Structured figure records:

● ● ● ●

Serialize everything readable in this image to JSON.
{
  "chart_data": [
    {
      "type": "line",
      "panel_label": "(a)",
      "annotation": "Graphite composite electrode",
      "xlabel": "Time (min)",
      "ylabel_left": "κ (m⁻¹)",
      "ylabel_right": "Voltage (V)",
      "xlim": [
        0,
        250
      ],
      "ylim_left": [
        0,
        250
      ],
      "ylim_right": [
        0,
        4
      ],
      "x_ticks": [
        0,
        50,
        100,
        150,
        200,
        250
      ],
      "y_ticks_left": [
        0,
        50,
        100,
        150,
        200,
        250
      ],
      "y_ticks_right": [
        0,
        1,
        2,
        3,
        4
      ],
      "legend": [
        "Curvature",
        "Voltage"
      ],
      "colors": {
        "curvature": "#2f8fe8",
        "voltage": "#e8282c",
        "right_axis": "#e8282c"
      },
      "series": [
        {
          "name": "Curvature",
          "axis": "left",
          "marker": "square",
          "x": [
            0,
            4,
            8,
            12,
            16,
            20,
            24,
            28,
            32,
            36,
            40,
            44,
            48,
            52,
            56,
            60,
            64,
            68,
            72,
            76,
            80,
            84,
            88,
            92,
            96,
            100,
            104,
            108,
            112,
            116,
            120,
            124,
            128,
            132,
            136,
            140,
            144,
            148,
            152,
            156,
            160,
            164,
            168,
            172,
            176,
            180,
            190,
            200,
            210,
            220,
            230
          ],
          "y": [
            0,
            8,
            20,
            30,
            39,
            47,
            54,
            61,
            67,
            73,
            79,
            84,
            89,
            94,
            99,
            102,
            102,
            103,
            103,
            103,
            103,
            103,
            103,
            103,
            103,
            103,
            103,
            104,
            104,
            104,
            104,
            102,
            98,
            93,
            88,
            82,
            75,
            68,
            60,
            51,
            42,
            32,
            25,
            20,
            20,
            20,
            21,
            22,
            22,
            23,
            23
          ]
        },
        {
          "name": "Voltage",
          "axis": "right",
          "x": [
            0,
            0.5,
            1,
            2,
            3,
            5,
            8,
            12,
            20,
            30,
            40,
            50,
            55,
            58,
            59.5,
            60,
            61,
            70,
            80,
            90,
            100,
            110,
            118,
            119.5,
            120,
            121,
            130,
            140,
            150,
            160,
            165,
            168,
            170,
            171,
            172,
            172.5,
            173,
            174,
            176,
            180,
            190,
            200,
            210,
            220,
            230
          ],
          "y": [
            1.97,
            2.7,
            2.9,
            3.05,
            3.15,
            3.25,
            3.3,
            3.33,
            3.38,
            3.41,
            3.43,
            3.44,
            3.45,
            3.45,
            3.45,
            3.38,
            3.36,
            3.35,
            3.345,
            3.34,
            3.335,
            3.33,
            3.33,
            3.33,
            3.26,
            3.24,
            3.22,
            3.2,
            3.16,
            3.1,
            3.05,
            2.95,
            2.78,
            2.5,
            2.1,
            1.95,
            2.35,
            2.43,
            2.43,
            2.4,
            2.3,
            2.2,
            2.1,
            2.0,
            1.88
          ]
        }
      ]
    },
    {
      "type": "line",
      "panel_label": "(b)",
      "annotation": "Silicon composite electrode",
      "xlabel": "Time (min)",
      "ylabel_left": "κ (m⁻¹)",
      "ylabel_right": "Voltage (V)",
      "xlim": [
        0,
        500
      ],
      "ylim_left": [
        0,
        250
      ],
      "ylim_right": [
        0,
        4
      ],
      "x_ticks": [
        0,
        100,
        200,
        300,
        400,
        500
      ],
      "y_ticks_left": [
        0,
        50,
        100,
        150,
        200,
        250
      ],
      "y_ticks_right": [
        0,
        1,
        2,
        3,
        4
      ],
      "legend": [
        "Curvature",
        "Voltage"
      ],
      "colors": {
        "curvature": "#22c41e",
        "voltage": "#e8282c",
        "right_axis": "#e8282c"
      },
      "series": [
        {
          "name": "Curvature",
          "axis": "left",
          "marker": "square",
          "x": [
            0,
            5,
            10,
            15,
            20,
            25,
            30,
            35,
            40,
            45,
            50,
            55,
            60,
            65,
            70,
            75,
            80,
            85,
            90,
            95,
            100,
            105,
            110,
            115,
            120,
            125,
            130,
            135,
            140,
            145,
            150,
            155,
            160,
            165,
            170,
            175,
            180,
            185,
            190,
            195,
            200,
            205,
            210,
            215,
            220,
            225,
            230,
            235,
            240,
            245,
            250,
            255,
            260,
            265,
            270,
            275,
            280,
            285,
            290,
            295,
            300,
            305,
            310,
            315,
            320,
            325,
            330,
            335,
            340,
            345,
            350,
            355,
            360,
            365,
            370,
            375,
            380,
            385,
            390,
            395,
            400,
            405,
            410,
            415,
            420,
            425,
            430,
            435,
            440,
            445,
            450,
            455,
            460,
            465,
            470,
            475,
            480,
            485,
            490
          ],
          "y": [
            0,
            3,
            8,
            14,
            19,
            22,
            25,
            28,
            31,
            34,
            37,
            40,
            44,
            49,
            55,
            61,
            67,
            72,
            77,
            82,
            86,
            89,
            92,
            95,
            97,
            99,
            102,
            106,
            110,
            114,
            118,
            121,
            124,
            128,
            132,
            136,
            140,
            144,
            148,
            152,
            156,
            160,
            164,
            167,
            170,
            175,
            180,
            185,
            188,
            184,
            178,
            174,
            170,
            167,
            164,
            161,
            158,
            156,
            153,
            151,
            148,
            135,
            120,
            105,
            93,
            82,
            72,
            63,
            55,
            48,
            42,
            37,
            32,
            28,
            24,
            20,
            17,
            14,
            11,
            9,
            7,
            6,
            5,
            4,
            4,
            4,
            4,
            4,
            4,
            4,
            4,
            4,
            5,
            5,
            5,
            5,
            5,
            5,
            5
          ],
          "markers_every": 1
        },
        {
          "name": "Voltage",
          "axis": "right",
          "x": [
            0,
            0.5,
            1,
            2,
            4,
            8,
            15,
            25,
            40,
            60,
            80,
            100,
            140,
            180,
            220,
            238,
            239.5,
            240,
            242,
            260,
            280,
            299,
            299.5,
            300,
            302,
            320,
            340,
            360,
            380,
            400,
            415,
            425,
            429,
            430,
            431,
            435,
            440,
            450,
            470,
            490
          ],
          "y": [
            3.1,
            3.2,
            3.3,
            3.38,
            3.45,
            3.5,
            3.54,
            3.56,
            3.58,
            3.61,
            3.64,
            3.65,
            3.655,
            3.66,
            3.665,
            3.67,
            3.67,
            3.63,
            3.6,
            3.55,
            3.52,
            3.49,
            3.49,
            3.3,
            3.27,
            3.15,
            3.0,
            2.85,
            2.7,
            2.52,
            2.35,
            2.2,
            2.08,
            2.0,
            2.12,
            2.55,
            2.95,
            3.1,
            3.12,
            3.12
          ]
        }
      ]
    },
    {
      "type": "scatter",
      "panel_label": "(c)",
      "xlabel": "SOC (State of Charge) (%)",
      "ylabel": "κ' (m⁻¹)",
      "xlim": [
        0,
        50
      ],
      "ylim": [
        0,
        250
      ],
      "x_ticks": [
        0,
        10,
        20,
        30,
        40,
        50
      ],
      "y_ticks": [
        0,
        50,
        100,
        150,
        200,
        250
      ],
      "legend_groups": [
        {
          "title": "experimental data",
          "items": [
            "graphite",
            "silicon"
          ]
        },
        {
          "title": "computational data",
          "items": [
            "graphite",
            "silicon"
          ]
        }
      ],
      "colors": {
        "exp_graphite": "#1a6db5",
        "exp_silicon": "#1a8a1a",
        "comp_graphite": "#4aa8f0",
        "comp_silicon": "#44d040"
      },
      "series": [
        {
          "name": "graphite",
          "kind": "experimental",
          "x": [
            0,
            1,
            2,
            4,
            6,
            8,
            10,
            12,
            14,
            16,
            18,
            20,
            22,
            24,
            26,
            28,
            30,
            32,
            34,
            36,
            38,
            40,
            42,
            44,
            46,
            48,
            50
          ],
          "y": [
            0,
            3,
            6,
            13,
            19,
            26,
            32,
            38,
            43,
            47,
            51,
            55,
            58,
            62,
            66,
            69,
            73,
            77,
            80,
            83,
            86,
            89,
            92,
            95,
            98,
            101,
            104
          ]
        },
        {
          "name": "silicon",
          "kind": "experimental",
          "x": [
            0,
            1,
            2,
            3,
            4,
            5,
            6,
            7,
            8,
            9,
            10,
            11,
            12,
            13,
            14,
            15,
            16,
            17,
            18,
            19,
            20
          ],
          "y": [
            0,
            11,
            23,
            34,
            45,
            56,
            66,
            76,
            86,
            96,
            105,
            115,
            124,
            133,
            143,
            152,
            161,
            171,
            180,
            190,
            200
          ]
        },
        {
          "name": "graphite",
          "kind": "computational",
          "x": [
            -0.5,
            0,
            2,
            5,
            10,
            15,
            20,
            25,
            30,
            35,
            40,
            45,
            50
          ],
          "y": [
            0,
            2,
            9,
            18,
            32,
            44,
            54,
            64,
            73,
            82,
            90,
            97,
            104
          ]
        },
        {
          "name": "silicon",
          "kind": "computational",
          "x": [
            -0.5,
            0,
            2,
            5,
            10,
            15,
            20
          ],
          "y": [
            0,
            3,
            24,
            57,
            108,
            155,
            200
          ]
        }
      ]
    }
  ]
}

● ● ● ●

WORK TO COMPLETE: Scan the material above for the string "electrode" and report each line where you find it.

OUTPUT OF THE TASK:
      "annotation": "Graphite composite electrode",
      "annotation": "Silicon composite electrode",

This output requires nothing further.